→ **Data rows**
◇ ◇ ◇
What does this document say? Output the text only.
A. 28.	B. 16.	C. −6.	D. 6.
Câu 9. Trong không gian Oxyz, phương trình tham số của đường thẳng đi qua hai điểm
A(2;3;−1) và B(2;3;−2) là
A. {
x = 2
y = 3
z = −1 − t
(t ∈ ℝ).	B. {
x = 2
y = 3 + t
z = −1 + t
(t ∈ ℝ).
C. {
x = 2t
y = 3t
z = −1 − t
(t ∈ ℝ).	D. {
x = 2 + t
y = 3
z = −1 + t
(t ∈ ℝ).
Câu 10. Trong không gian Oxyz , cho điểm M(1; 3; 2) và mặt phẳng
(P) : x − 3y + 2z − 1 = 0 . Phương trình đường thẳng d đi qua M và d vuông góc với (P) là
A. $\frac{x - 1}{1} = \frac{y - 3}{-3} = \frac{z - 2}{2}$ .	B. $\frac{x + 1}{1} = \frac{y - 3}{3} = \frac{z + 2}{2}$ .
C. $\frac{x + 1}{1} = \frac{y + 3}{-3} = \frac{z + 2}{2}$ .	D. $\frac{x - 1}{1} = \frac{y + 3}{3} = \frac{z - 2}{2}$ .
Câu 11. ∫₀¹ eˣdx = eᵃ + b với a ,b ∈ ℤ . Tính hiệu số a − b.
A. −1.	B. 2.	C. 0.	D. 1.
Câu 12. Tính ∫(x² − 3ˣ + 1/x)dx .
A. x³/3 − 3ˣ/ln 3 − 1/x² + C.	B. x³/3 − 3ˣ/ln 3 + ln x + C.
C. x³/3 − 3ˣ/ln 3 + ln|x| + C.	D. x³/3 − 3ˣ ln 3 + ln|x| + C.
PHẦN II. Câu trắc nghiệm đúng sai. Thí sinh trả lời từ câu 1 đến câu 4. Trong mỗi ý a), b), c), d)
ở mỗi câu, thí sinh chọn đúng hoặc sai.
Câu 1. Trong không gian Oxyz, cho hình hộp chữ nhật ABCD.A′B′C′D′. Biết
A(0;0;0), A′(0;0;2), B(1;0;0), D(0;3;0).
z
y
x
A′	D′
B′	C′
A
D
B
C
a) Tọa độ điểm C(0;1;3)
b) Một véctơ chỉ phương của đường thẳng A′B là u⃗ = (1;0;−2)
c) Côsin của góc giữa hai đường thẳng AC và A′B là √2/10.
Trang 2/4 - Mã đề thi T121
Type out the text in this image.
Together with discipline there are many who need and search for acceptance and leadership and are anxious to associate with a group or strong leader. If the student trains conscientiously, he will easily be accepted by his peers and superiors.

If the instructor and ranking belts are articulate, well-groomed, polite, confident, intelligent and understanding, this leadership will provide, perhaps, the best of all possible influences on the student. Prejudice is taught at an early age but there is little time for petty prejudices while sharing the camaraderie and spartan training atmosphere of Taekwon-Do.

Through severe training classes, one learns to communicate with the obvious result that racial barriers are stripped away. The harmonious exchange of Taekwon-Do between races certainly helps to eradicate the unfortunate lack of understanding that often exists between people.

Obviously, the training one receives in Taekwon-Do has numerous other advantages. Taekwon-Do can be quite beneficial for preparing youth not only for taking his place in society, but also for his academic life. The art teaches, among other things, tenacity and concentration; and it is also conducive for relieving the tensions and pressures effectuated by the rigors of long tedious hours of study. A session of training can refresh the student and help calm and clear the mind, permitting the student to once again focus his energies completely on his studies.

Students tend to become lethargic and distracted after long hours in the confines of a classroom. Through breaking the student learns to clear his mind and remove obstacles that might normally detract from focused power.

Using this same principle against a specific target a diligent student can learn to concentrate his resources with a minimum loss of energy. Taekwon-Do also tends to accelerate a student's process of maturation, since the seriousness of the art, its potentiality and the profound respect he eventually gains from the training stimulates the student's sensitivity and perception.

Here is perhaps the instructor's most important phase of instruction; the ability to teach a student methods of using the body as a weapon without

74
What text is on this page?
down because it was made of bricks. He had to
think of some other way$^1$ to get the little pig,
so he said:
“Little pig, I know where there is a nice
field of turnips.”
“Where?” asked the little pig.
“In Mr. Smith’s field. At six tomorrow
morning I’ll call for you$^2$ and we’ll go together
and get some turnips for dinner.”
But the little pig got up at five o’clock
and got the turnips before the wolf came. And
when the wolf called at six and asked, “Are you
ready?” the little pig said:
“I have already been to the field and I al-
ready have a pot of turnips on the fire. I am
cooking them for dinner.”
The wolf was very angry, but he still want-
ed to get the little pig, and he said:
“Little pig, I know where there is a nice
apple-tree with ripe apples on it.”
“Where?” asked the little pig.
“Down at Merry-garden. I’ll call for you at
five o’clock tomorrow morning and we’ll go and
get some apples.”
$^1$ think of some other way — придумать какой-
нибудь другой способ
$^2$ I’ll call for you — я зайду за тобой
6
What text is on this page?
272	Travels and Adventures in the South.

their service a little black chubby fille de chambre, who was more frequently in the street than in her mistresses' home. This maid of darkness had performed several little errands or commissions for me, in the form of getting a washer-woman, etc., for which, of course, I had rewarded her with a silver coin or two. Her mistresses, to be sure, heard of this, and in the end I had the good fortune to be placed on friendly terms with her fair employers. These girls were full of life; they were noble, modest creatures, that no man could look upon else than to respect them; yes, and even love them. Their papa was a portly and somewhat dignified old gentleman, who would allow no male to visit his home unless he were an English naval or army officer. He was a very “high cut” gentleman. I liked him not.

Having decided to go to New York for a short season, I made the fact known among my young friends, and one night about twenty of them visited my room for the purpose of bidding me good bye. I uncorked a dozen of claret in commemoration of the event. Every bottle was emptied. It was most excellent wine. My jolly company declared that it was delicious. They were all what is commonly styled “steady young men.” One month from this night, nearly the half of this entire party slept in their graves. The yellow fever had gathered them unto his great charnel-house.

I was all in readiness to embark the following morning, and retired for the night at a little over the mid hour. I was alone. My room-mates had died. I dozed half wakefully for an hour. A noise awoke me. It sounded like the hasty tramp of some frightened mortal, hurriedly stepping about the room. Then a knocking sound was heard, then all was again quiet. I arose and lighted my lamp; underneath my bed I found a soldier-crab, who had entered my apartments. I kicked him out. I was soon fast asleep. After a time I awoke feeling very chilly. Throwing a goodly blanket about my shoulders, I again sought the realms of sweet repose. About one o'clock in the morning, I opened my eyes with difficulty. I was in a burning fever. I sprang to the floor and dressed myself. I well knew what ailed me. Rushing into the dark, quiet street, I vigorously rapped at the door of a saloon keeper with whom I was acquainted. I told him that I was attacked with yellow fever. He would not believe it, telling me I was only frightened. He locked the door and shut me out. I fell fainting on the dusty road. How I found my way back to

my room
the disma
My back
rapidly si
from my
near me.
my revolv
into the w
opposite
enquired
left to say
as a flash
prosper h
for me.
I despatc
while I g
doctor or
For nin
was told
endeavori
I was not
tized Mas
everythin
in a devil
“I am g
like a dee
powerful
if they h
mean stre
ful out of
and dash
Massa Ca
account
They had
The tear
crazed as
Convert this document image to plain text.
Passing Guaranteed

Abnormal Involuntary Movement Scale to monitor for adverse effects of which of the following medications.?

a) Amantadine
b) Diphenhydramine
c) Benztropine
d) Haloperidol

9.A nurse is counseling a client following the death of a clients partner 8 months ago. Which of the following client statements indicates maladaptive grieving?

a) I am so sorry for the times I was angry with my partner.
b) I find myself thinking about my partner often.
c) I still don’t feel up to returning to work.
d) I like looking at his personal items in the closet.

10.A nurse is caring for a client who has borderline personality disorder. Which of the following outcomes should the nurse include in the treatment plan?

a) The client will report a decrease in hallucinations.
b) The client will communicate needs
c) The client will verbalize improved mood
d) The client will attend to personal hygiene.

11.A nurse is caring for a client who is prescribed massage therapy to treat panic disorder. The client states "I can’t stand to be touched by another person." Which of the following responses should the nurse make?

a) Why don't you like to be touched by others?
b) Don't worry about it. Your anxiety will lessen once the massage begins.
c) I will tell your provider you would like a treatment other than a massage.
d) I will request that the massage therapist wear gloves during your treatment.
◇ ◇ ◇
→ **Exercise aim**
Pick out all lines containing the string "image".

→ **Worked answer**
Type out the text in this image.
Convert this document image to plain text.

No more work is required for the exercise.